_Work instructions_
Copy every record below exactly as it stands.

[Dataset rows about figures]
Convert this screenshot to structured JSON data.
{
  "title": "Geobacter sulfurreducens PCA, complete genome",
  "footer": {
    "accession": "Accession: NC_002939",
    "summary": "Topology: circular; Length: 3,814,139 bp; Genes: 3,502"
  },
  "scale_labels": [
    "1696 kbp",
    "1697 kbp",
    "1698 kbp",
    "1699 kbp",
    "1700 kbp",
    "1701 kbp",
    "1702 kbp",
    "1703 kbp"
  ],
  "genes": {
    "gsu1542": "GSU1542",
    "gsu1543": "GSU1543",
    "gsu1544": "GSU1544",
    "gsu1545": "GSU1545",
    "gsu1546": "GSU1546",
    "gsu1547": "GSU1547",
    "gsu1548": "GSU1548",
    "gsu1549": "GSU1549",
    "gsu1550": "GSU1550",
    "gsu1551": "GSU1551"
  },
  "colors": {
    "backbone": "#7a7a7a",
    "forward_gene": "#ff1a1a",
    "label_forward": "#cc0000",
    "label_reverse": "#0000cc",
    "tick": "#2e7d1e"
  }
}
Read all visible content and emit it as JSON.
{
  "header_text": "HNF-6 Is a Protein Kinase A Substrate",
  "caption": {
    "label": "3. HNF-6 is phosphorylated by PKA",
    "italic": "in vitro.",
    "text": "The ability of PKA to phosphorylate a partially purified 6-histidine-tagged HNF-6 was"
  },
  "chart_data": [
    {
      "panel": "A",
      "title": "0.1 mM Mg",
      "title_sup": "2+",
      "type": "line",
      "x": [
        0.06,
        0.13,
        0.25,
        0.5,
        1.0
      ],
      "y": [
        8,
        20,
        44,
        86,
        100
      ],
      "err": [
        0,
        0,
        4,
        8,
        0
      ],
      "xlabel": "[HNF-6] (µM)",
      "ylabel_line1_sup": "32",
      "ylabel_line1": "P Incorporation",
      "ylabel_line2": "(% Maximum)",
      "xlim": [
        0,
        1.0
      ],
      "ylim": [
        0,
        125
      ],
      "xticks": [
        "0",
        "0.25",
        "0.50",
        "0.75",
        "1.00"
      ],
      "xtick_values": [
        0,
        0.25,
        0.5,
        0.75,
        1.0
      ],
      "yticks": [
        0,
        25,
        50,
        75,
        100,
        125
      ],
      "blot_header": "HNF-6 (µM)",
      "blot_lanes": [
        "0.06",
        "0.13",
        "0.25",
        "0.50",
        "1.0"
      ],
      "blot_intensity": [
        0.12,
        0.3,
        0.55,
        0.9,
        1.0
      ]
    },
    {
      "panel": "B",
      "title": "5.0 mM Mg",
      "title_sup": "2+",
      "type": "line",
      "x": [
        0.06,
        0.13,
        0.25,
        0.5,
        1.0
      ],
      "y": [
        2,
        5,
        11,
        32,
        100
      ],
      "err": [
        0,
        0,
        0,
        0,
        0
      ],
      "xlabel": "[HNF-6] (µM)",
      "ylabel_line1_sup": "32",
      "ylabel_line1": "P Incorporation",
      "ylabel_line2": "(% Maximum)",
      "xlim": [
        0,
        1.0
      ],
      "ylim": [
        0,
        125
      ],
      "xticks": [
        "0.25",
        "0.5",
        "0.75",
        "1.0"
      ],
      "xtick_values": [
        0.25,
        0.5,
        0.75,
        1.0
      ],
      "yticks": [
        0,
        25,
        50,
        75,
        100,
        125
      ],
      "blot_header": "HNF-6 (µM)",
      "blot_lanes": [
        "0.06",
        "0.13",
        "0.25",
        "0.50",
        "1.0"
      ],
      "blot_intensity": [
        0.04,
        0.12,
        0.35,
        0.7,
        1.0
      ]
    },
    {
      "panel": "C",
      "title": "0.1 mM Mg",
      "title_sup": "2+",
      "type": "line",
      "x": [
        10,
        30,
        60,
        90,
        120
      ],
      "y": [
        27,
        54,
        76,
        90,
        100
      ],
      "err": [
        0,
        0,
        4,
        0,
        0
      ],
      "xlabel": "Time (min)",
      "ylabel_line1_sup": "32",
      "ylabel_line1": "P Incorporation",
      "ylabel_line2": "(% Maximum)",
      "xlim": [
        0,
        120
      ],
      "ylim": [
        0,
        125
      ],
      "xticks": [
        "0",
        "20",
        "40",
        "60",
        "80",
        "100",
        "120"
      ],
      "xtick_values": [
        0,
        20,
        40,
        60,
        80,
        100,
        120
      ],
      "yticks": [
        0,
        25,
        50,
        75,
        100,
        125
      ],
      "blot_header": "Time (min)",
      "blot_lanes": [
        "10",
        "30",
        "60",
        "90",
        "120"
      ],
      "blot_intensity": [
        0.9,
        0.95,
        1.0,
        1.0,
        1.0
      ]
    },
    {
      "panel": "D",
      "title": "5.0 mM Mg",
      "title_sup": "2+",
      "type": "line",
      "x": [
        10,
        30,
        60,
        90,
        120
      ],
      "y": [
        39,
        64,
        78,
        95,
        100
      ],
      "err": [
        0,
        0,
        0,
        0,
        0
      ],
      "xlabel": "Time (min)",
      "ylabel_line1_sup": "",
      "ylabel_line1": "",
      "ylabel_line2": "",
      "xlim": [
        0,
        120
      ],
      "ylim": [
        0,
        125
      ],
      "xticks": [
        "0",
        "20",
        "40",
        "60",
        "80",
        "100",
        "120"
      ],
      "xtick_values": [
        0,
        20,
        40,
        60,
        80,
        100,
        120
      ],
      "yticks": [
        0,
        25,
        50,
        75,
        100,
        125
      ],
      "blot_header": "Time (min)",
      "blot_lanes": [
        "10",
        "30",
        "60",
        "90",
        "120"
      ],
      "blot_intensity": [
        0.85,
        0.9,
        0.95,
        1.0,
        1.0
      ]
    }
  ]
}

_Solution to this exercise_
Convert this screenshot to structured JSON data.
{
  "title": "Geobacter sulfurreducens PCA, complete genome",
  "footer": {
    "accession": "Accession: NC_002939",
    "summary": "Topology: circular; Length: 3,814,139 bp; Genes: 3,502"
  },
  "scale_labels": [
    "1696 kbp",
    "1697 kbp",
    "1698 kbp",
    "1699 kbp",
    "1700 kbp",
    "1701 kbp",
    "1702 kbp",
    "1703 kbp"
  ],
  "genes": {
    "gsu1542": "GSU1542",
    "gsu1543": "GSU1543",
    "gsu1544": "GSU1544",
    "gsu1545": "GSU1545",
    "gsu1546": "GSU1546",
    "gsu1547": "GSU1547",
    "gsu1548": "GSU1548",
    "gsu1549": "GSU1549",
    "gsu1550": "GSU1550",
    "gsu1551": "GSU1551"
  },
  "colors": {
    "backbone": "#7a7a7a",
    "forward_gene": "#ff1a1a",
    "label_forward": "#cc0000",
    "label_reverse": "#0000cc",
    "tick": "#2e7d1e"
  }
}
Read all visible content and emit it as JSON.
{
  "header_text": "HNF-6 Is a Protein Kinase A Substrate",
  "caption": {
    "label": "3. HNF-6 is phosphorylated by PKA",
    "italic": "in vitro.",
    "text": "The ability of PKA to phosphorylate a partially purified 6-histidine-tagged HNF-6 was"
  },
  "chart_data": [
    {
      "panel": "A",
      "title": "0.1 mM Mg",
      "title_sup": "2+",
      "type": "line",
      "x": [
        0.06,
        0.13,
        0.25,
        0.5,
        1.0
      ],
      "y": [
        8,
        20,
        44,
        86,
        100
      ],
      "err": [
        0,
        0,
        4,
        8,
        0
      ],
      "xlabel": "[HNF-6] (µM)",
      "ylabel_line1_sup": "32",
      "ylabel_line1": "P Incorporation",
      "ylabel_line2": "(% Maximum)",
      "xlim": [
        0,
        1.0
      ],
      "ylim": [
        0,
        125
      ],
      "xticks": [
        "0",
        "0.25",
        "0.50",
        "0.75",
        "1.00"
      ],
      "xtick_values": [
        0,
        0.25,
        0.5,
        0.75,
        1.0
      ],
      "yticks": [
        0,
        25,
        50,
        75,
        100,
        125
      ],
      "blot_header": "HNF-6 (µM)",
      "blot_lanes": [
        "0.06",
        "0.13",
        "0.25",
        "0.50",
        "1.0"
      ],
      "blot_intensity": [
        0.12,
        0.3,
        0.55,
        0.9,
        1.0
      ]
    },
    {
      "panel": "B",
      "title": "5.0 mM Mg",
      "title_sup": "2+",
      "type": "line",
      "x": [
        0.06,
        0.13,
        0.25,
        0.5,
        1.0
      ],
      "y": [
        2,
        5,
        11,
        32,
        100
      ],
      "err": [
        0,
        0,
        0,
        0,
        0
      ],
      "xlabel": "[HNF-6] (µM)",
      "ylabel_line1_sup": "32",
      "ylabel_line1": "P Incorporation",
      "ylabel_line2": "(% Maximum)",
      "xlim": [
        0,
        1.0
      ],
      "ylim": [
        0,
        125
      ],
      "xticks": [
        "0.25",
        "0.5",
        "0.75",
        "1.0"
      ],
      "xtick_values": [
        0.25,
        0.5,
        0.75,
        1.0
      ],
      "yticks": [
        0,
        25,
        50,
        75,
        100,
        125
      ],
      "blot_header": "HNF-6 (µM)",
      "blot_lanes": [
        "0.06",
        "0.13",
        "0.25",
        "0.50",
        "1.0"
      ],
      "blot_intensity": [
        0.04,
        0.12,
        0.35,
        0.7,
        1.0
      ]
    },
    {
      "panel": "C",
      "title": "0.1 mM Mg",
      "title_sup": "2+",
      "type": "line",
      "x": [
        10,
        30,
        60,
        90,
        120
      ],
      "y": [
        27,
        54,
        76,
        90,
        100
      ],
      "err": [
        0,
        0,
        4,
        0,
        0
      ],
      "xlabel": "Time (min)",
      "ylabel_line1_sup": "32",
      "ylabel_line1": "P Incorporation",
      "ylabel_line2": "(% Maximum)",
      "xlim": [
        0,
        120
      ],
      "ylim": [
        0,
        125
      ],
      "xticks": [
        "0",
        "20",
        "40",
        "60",
        "80",
        "100",
        "120"
      ],
      "xtick_values": [
        0,
        20,
        40,
        60,
        80,
        100,
        120
      ],
      "yticks": [
        0,
        25,
        50,
        75,
        100,
        125
      ],
      "blot_header": "Time (min)",
      "blot_lanes": [
        "10",
        "30",
        "60",
        "90",
        "120"
      ],
      "blot_intensity": [
        0.9,
        0.95,
        1.0,
        1.0,
        1.0
      ]
    },
    {
      "panel": "D",
      "title": "5.0 mM Mg",
      "title_sup": "2+",
      "type": "line",
      "x": [
        10,
        30,
        60,
        90,
        120
      ],
      "y": [
        39,
        64,
        78,
        95,
        100
      ],
      "err": [
        0,
        0,
        0,
        0,
        0
      ],
      "xlabel": "Time (min)",
      "ylabel_line1_sup": "",
      "ylabel_line1": "",
      "ylabel_line2": "",
      "xlim": [
        0,
        120
      ],
      "ylim": [
        0,
        125
      ],
      "xticks": [
        "0",
        "20",
        "40",
        "60",
        "80",
        "100",
        "120"
      ],
      "xtick_values": [
        0,
        20,
        40,
        60,
        80,
        100,
        120
      ],
      "yticks": [
        0,
        25,
        50,
        75,
        100,
        125
      ],
      "blot_header": "Time (min)",
      "blot_lanes": [
        "10",
        "30",
        "60",
        "90",
        "120"
      ],
      "blot_intensity": [
        0.85,
        0.9,
        0.95,
        1.0,
        1.0
      ]
    }
  ]
}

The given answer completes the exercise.